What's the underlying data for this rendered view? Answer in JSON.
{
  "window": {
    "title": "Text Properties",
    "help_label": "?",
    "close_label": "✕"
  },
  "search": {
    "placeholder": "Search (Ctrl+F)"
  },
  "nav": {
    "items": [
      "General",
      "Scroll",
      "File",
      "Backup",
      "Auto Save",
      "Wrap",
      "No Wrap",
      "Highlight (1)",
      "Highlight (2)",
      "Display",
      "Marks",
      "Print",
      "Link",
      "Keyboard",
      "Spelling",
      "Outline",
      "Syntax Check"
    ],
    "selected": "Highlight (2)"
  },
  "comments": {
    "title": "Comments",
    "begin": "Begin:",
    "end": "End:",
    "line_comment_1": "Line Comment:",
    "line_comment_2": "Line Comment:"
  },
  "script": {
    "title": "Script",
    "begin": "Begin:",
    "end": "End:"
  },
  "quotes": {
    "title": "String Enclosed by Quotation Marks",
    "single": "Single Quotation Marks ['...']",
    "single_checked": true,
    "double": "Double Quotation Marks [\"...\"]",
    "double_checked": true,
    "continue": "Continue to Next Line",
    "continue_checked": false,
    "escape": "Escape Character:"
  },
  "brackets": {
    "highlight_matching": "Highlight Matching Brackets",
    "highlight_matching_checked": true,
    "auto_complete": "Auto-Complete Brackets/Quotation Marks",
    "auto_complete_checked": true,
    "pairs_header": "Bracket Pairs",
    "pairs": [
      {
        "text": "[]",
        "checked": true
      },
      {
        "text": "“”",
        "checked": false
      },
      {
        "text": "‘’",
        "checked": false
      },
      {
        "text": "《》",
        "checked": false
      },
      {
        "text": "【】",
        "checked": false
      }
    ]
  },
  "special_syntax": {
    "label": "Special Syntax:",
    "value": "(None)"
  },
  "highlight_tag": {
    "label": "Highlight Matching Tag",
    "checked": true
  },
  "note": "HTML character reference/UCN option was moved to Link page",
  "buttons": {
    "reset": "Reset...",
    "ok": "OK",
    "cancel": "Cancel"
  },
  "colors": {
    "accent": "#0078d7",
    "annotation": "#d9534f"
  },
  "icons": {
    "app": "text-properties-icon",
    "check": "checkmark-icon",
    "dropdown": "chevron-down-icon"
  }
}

* * *

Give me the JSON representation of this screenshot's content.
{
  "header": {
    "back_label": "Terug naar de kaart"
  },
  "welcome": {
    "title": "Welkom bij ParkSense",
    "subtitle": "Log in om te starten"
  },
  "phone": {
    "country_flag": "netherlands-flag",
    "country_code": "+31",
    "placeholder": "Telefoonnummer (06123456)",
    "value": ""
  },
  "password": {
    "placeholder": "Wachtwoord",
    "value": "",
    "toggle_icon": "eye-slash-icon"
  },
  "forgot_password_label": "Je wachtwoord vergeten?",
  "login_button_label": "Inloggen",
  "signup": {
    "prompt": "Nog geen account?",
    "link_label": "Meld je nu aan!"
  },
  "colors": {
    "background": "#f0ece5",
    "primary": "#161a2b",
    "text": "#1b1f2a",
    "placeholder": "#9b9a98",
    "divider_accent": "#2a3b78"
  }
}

*Objective*
Within the material above, find the lines that contain the word "true"; copy them.

*Correct response*
    "single_checked": true,
    "double_checked": true,
    "highlight_matching_checked": true,
    "auto_complete_checked": true,
        "checked": true
    "checked": true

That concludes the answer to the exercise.